Would you transcribe the whole listing exactly, minus its pictures?

___ EXERCISE MATERIALS ___

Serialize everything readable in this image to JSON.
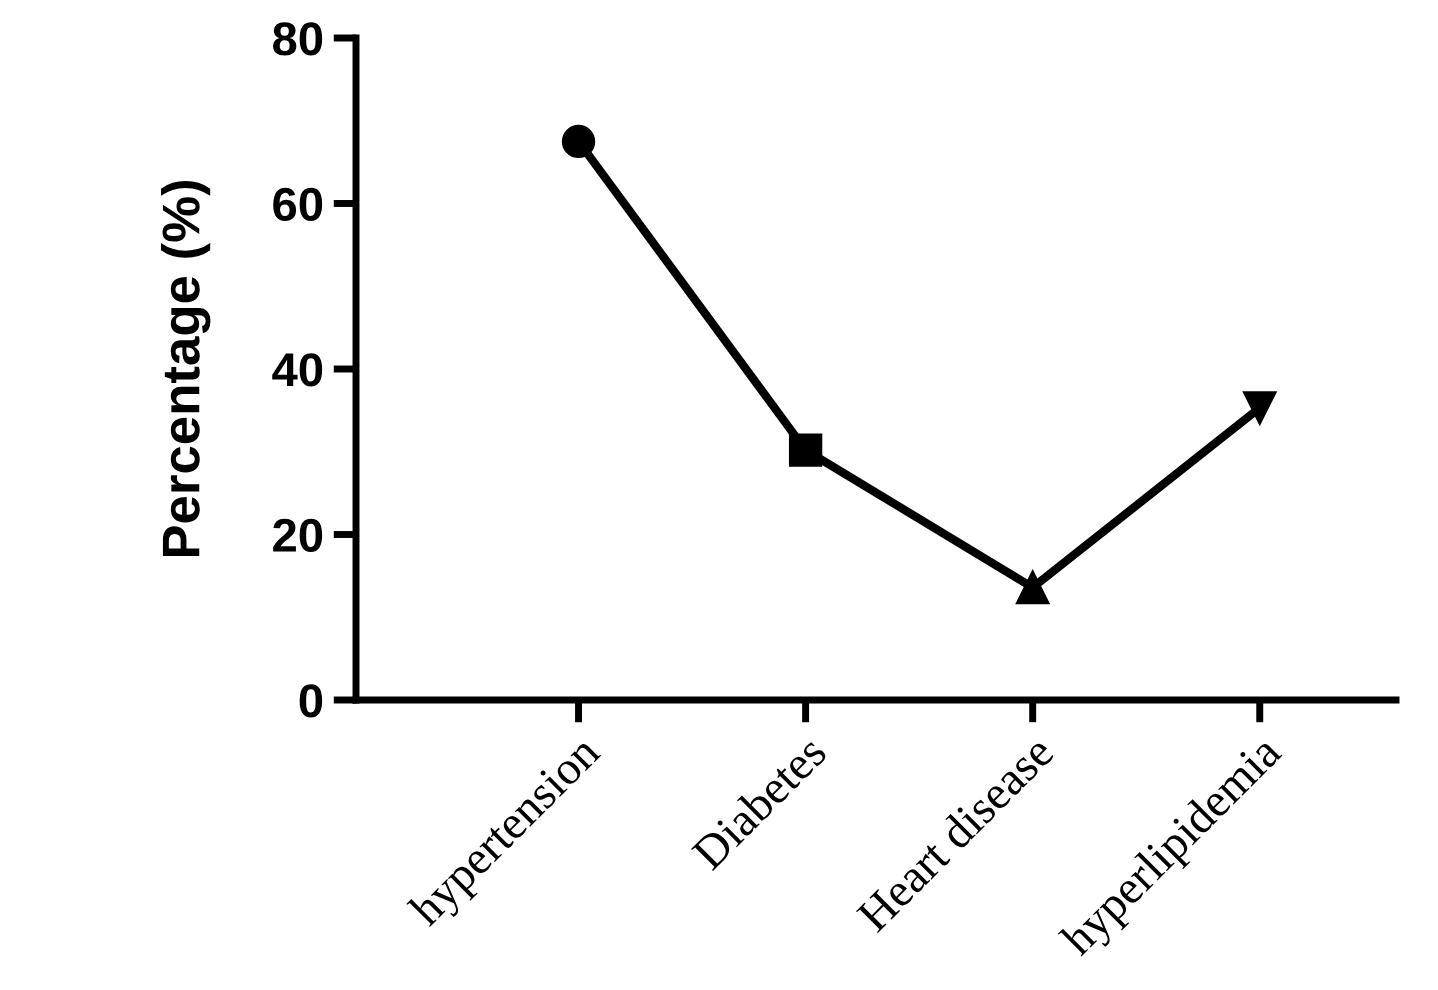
{
  "chart_data": {
    "type": "line",
    "ylabel": "Percentage (%)",
    "categories": [
      "hypertension",
      "Diabetes",
      "Heart disease",
      "hyperlipidemia"
    ],
    "series": [
      {
        "color": "#000000",
        "values": [
          67.5,
          30.2,
          13.6,
          35.3
        ],
        "marker": [
          "circle",
          "square",
          "triangle",
          "triangle_down"
        ]
      }
    ],
    "ylim": [
      0,
      80
    ],
    "yticks": [
      0,
      20,
      40,
      60,
      80
    ],
    "grid": false,
    "line_style": "solid"
  }
}
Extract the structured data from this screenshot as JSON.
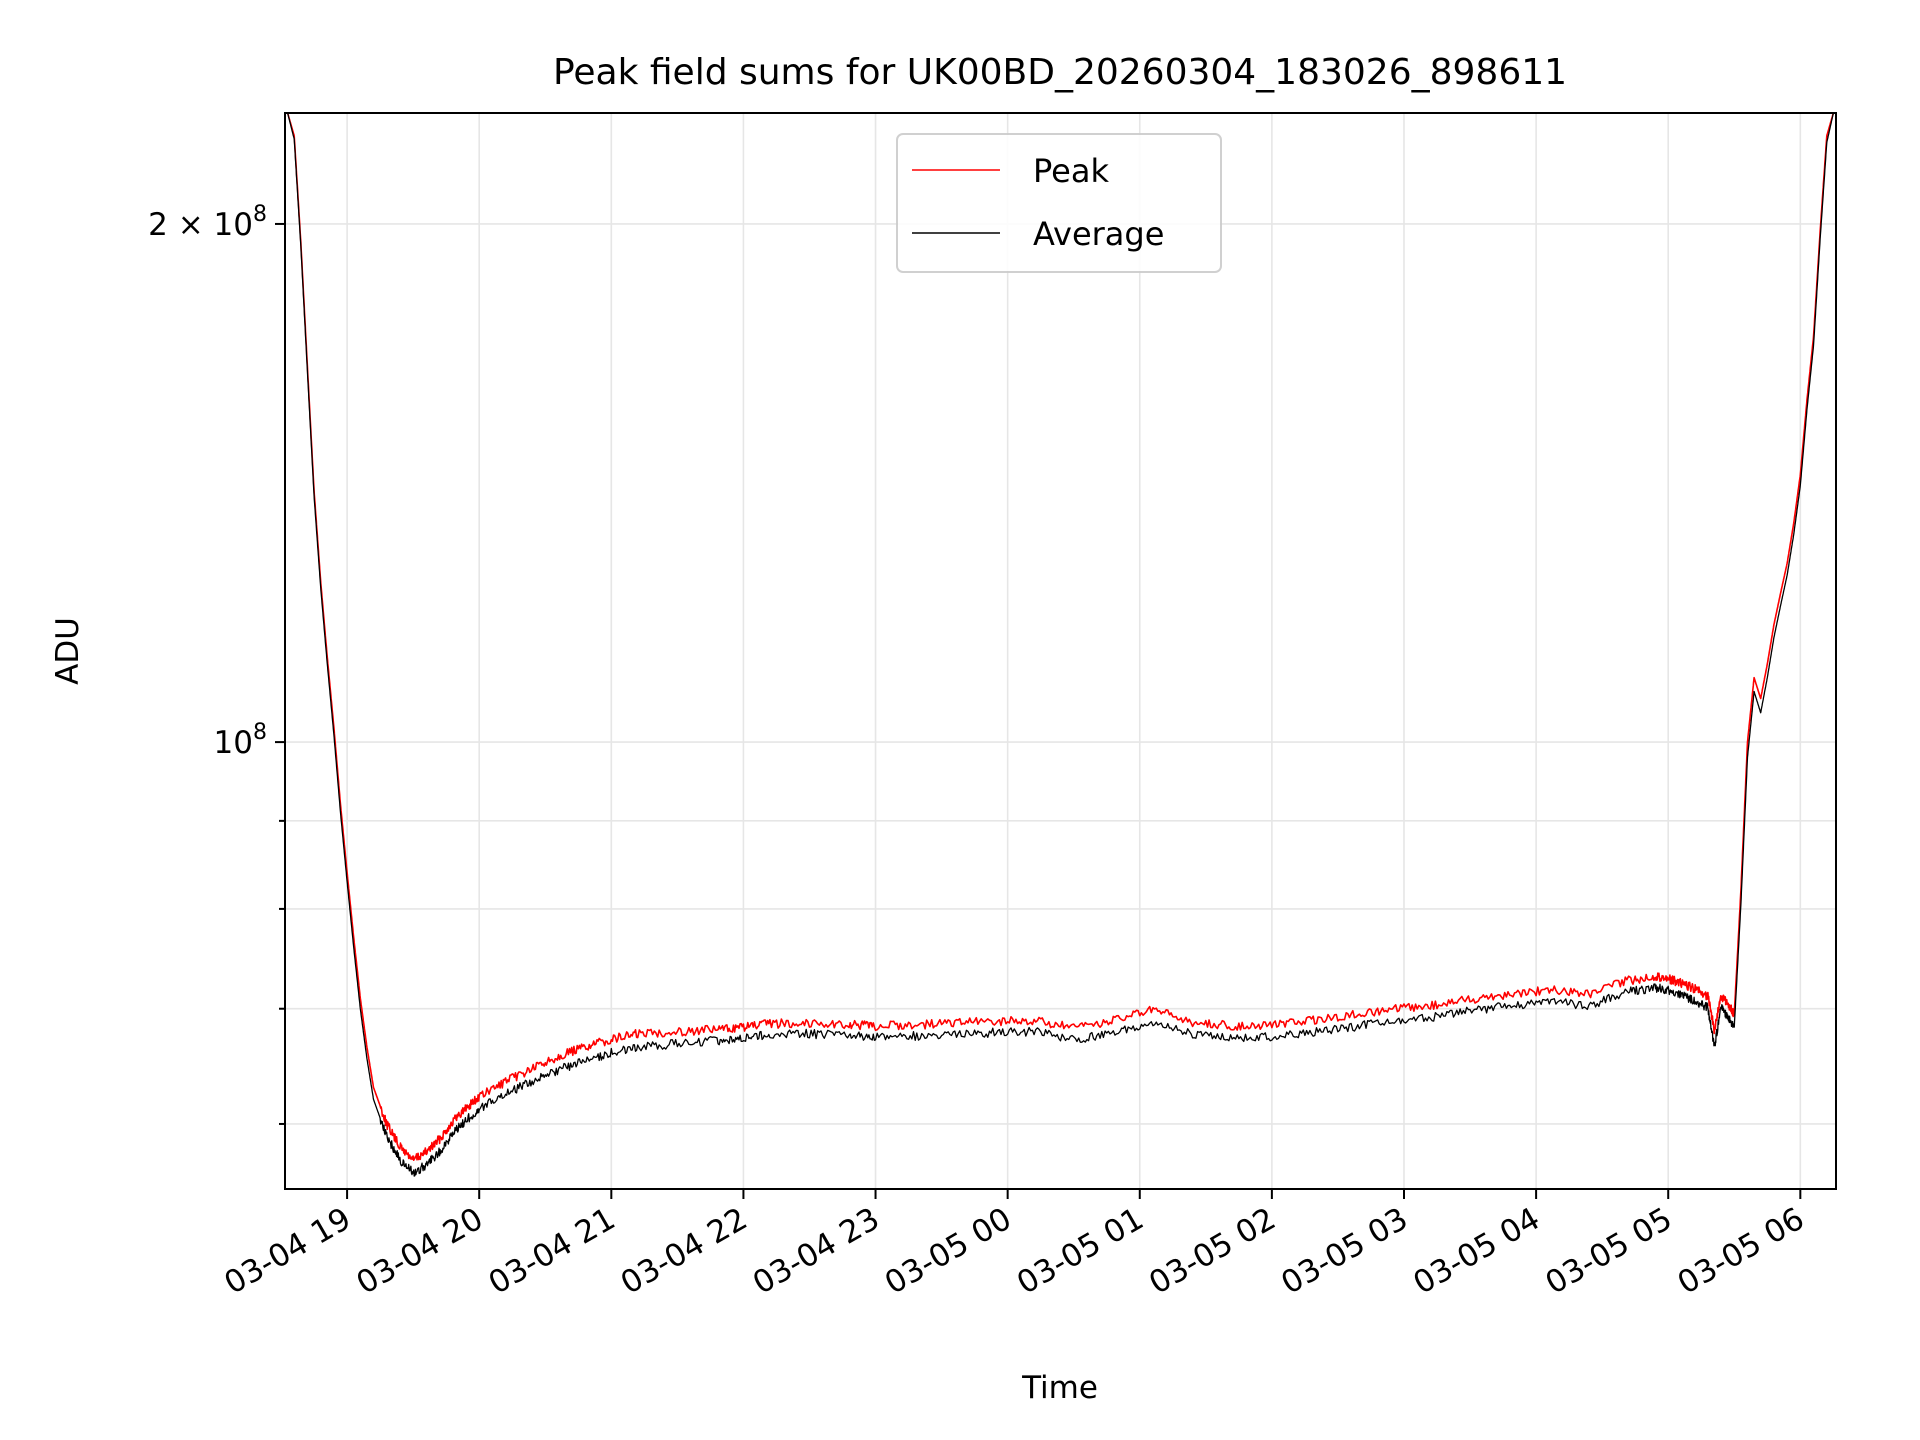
{
  "chart_data": {
    "type": "line",
    "title": "Peak field sums for UK00BD_20260304_183026_898611",
    "xlabel": "Time",
    "ylabel": "ADU",
    "y_scale": "log",
    "ylim": [
      55000000,
      232000000
    ],
    "xlim_hours": [
      18.53,
      30.27
    ],
    "x_ticks": [
      {
        "value": 19,
        "label": "03-04 19"
      },
      {
        "value": 20,
        "label": "03-04 20"
      },
      {
        "value": 21,
        "label": "03-04 21"
      },
      {
        "value": 22,
        "label": "03-04 22"
      },
      {
        "value": 23,
        "label": "03-04 23"
      },
      {
        "value": 24,
        "label": "03-05 00"
      },
      {
        "value": 25,
        "label": "03-05 01"
      },
      {
        "value": 26,
        "label": "03-05 02"
      },
      {
        "value": 27,
        "label": "03-05 03"
      },
      {
        "value": 28,
        "label": "03-05 04"
      },
      {
        "value": 29,
        "label": "03-05 05"
      },
      {
        "value": 30,
        "label": "03-05 06"
      }
    ],
    "y_major_ticks": [
      {
        "value": 100000000,
        "base": "10",
        "exp": "8",
        "mant": ""
      },
      {
        "value": 200000000,
        "base": "10",
        "exp": "8",
        "mant": "2 × "
      }
    ],
    "y_minor_ticks": [
      60000000,
      70000000,
      80000000,
      90000000
    ],
    "legend": {
      "position": "upper center",
      "entries": [
        {
          "label": "Peak",
          "color": "#ff0000"
        },
        {
          "label": "Average",
          "color": "#000000"
        }
      ]
    },
    "grid": true,
    "series": [
      {
        "name": "Peak",
        "color": "#ff0000",
        "hours": [
          18.55,
          18.6,
          18.65,
          18.7,
          18.75,
          18.8,
          18.85,
          18.9,
          18.95,
          19.0,
          19.05,
          19.1,
          19.15,
          19.2,
          19.3,
          19.4,
          19.5,
          19.6,
          19.7,
          19.8,
          19.9,
          20.0,
          20.2,
          20.4,
          20.6,
          20.8,
          21.0,
          21.2,
          21.5,
          21.8,
          22.0,
          22.2,
          22.5,
          22.8,
          23.0,
          23.3,
          23.6,
          23.9,
          24.2,
          24.5,
          24.8,
          25.1,
          25.4,
          25.7,
          26.0,
          26.3,
          26.6,
          26.9,
          27.2,
          27.5,
          27.8,
          28.1,
          28.4,
          28.7,
          28.9,
          29.0,
          29.1,
          29.2,
          29.3,
          29.35,
          29.4,
          29.45,
          29.5,
          29.55,
          29.6,
          29.65,
          29.7,
          29.75,
          29.8,
          29.85,
          29.9,
          29.95,
          30.0,
          30.05,
          30.1,
          30.15,
          30.2,
          30.25
        ],
        "values": [
          232000000,
          225000000,
          195000000,
          165000000,
          140000000,
          124000000,
          112000000,
          102000000,
          92000000,
          84000000,
          77000000,
          71000000,
          66500000,
          63000000,
          60000000,
          58200000,
          57200000,
          57800000,
          58800000,
          60200000,
          61300000,
          62200000,
          63500000,
          64600000,
          65700000,
          66500000,
          67200000,
          67700000,
          67900000,
          68100000,
          68300000,
          68600000,
          68700000,
          68500000,
          68400000,
          68500000,
          68700000,
          68800000,
          68900000,
          68200000,
          68900000,
          69900000,
          68700000,
          68400000,
          68500000,
          68900000,
          69400000,
          69900000,
          70300000,
          70900000,
          71400000,
          71800000,
          71400000,
          72700000,
          73100000,
          72900000,
          72400000,
          71900000,
          71200000,
          68000000,
          71200000,
          70400000,
          69500000,
          82000000,
          100000000,
          109000000,
          106000000,
          111000000,
          117000000,
          122000000,
          127000000,
          134000000,
          143000000,
          158000000,
          172000000,
          198000000,
          225000000,
          232000000
        ]
      },
      {
        "name": "Average",
        "color": "#000000",
        "hours": [
          18.55,
          18.6,
          18.65,
          18.7,
          18.75,
          18.8,
          18.85,
          18.9,
          18.95,
          19.0,
          19.05,
          19.1,
          19.15,
          19.2,
          19.3,
          19.4,
          19.5,
          19.6,
          19.7,
          19.8,
          19.9,
          20.0,
          20.2,
          20.4,
          20.6,
          20.8,
          21.0,
          21.2,
          21.5,
          21.8,
          22.0,
          22.2,
          22.5,
          22.8,
          23.0,
          23.3,
          23.6,
          23.9,
          24.2,
          24.5,
          24.8,
          25.1,
          25.4,
          25.7,
          26.0,
          26.3,
          26.6,
          26.9,
          27.2,
          27.5,
          27.8,
          28.1,
          28.4,
          28.7,
          28.9,
          29.0,
          29.1,
          29.2,
          29.3,
          29.35,
          29.4,
          29.45,
          29.5,
          29.55,
          29.6,
          29.65,
          29.7,
          29.75,
          29.8,
          29.85,
          29.9,
          29.95,
          30.0,
          30.05,
          30.1,
          30.15,
          30.2,
          30.25
        ],
        "values": [
          232000000,
          224000000,
          194000000,
          164000000,
          139000000,
          123000000,
          111000000,
          101000000,
          91000000,
          83000000,
          76000000,
          70000000,
          65500000,
          62000000,
          59000000,
          57200000,
          56200000,
          56800000,
          57800000,
          59200000,
          60300000,
          61200000,
          62500000,
          63500000,
          64500000,
          65300000,
          66000000,
          66500000,
          66800000,
          67100000,
          67300000,
          67600000,
          67700000,
          67500000,
          67400000,
          67500000,
          67700000,
          67800000,
          67900000,
          67100000,
          67800000,
          68800000,
          67600000,
          67300000,
          67400000,
          67800000,
          68300000,
          68800000,
          69200000,
          69800000,
          70300000,
          70700000,
          70300000,
          71600000,
          72000000,
          71800000,
          71300000,
          70800000,
          70100000,
          66500000,
          70100000,
          69300000,
          68300000,
          80500000,
          98000000,
          107000000,
          104000000,
          109000000,
          115000000,
          120000000,
          125000000,
          132000000,
          141000000,
          156000000,
          170000000,
          196000000,
          223000000,
          232000000
        ]
      }
    ]
  }
}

___

> TASK RESPONSE
Serialize everything readable in this image to JSON.
{
  "chart_data": {
    "type": "line",
    "ylabel": "Percentage (%)",
    "categories": [
      "hypertension",
      "Diabetes",
      "Heart disease",
      "hyperlipidemia"
    ],
    "series": [
      {
        "color": "#000000",
        "values": [
          67.5,
          30.2,
          13.6,
          35.3
        ],
        "marker": [
          "circle",
          "square",
          "triangle",
          "triangle_down"
        ]
      }
    ],
    "ylim": [
      0,
      80
    ],
    "yticks": [
      0,
      20,
      40,
      60,
      80
    ],
    "grid": false,
    "line_style": "solid"
  }
}
Extract the structured data from this screenshot as JSON.
{
  "chart_data": {
    "type": "line",
    "title": "Peak field sums for UK00BD_20260304_183026_898611",
    "xlabel": "Time",
    "ylabel": "ADU",
    "y_scale": "log",
    "ylim": [
      55000000,
      232000000
    ],
    "xlim_hours": [
      18.53,
      30.27
    ],
    "x_ticks": [
      {
        "value": 19,
        "label": "03-04 19"
      },
      {
        "value": 20,
        "label": "03-04 20"
      },
      {
        "value": 21,
        "label": "03-04 21"
      },
      {
        "value": 22,
        "label": "03-04 22"
      },
      {
        "value": 23,
        "label": "03-04 23"
      },
      {
        "value": 24,
        "label": "03-05 00"
      },
      {
        "value": 25,
        "label": "03-05 01"
      },
      {
        "value": 26,
        "label": "03-05 02"
      },
      {
        "value": 27,
        "label": "03-05 03"
      },
      {
        "value": 28,
        "label": "03-05 04"
      },
      {
        "value": 29,
        "label": "03-05 05"
      },
      {
        "value": 30,
        "label": "03-05 06"
      }
    ],
    "y_major_ticks": [
      {
        "value": 100000000,
        "base": "10",
        "exp": "8",
        "mant": ""
      },
      {
        "value": 200000000,
        "base": "10",
        "exp": "8",
        "mant": "2 × "
      }
    ],
    "y_minor_ticks": [
      60000000,
      70000000,
      80000000,
      90000000
    ],
    "legend": {
      "position": "upper center",
      "entries": [
        {
          "label": "Peak",
          "color": "#ff0000"
        },
        {
          "label": "Average",
          "color": "#000000"
        }
      ]
    },
    "grid": true,
    "series": [
      {
        "name": "Peak",
        "color": "#ff0000",
        "hours": [
          18.55,
          18.6,
          18.65,
          18.7,
          18.75,
          18.8,
          18.85,
          18.9,
          18.95,
          19.0,
          19.05,
          19.1,
          19.15,
          19.2,
          19.3,
          19.4,
          19.5,
          19.6,
          19.7,
          19.8,
          19.9,
          20.0,
          20.2,
          20.4,
          20.6,
          20.8,
          21.0,
          21.2,
          21.5,
          21.8,
          22.0,
          22.2,
          22.5,
          22.8,
          23.0,
          23.3,
          23.6,
          23.9,
          24.2,
          24.5,
          24.8,
          25.1,
          25.4,
          25.7,
          26.0,
          26.3,
          26.6,
          26.9,
          27.2,
          27.5,
          27.8,
          28.1,
          28.4,
          28.7,
          28.9,
          29.0,
          29.1,
          29.2,
          29.3,
          29.35,
          29.4,
          29.45,
          29.5,
          29.55,
          29.6,
          29.65,
          29.7,
          29.75,
          29.8,
          29.85,
          29.9,
          29.95,
          30.0,
          30.05,
          30.1,
          30.15,
          30.2,
          30.25
        ],
        "values": [
          232000000,
          225000000,
          195000000,
          165000000,
          140000000,
          124000000,
          112000000,
          102000000,
          92000000,
          84000000,
          77000000,
          71000000,
          66500000,
          63000000,
          60000000,
          58200000,
          57200000,
          57800000,
          58800000,
          60200000,
          61300000,
          62200000,
          63500000,
          64600000,
          65700000,
          66500000,
          67200000,
          67700000,
          67900000,
          68100000,
          68300000,
          68600000,
          68700000,
          68500000,
          68400000,
          68500000,
          68700000,
          68800000,
          68900000,
          68200000,
          68900000,
          69900000,
          68700000,
          68400000,
          68500000,
          68900000,
          69400000,
          69900000,
          70300000,
          70900000,
          71400000,
          71800000,
          71400000,
          72700000,
          73100000,
          72900000,
          72400000,
          71900000,
          71200000,
          68000000,
          71200000,
          70400000,
          69500000,
          82000000,
          100000000,
          109000000,
          106000000,
          111000000,
          117000000,
          122000000,
          127000000,
          134000000,
          143000000,
          158000000,
          172000000,
          198000000,
          225000000,
          232000000
        ]
      },
      {
        "name": "Average",
        "color": "#000000",
        "hours": [
          18.55,
          18.6,
          18.65,
          18.7,
          18.75,
          18.8,
          18.85,
          18.9,
          18.95,
          19.0,
          19.05,
          19.1,
          19.15,
          19.2,
          19.3,
          19.4,
          19.5,
          19.6,
          19.7,
          19.8,
          19.9,
          20.0,
          20.2,
          20.4,
          20.6,
          20.8,
          21.0,
          21.2,
          21.5,
          21.8,
          22.0,
          22.2,
          22.5,
          22.8,
          23.0,
          23.3,
          23.6,
          23.9,
          24.2,
          24.5,
          24.8,
          25.1,
          25.4,
          25.7,
          26.0,
          26.3,
          26.6,
          26.9,
          27.2,
          27.5,
          27.8,
          28.1,
          28.4,
          28.7,
          28.9,
          29.0,
          29.1,
          29.2,
          29.3,
          29.35,
          29.4,
          29.45,
          29.5,
          29.55,
          29.6,
          29.65,
          29.7,
          29.75,
          29.8,
          29.85,
          29.9,
          29.95,
          30.0,
          30.05,
          30.1,
          30.15,
          30.2,
          30.25
        ],
        "values": [
          232000000,
          224000000,
          194000000,
          164000000,
          139000000,
          123000000,
          111000000,
          101000000,
          91000000,
          83000000,
          76000000,
          70000000,
          65500000,
          62000000,
          59000000,
          57200000,
          56200000,
          56800000,
          57800000,
          59200000,
          60300000,
          61200000,
          62500000,
          63500000,
          64500000,
          65300000,
          66000000,
          66500000,
          66800000,
          67100000,
          67300000,
          67600000,
          67700000,
          67500000,
          67400000,
          67500000,
          67700000,
          67800000,
          67900000,
          67100000,
          67800000,
          68800000,
          67600000,
          67300000,
          67400000,
          67800000,
          68300000,
          68800000,
          69200000,
          69800000,
          70300000,
          70700000,
          70300000,
          71600000,
          72000000,
          71800000,
          71300000,
          70800000,
          70100000,
          66500000,
          70100000,
          69300000,
          68300000,
          80500000,
          98000000,
          107000000,
          104000000,
          109000000,
          115000000,
          120000000,
          125000000,
          132000000,
          141000000,
          156000000,
          170000000,
          196000000,
          223000000,
          232000000
        ]
      }
    ]
  }
}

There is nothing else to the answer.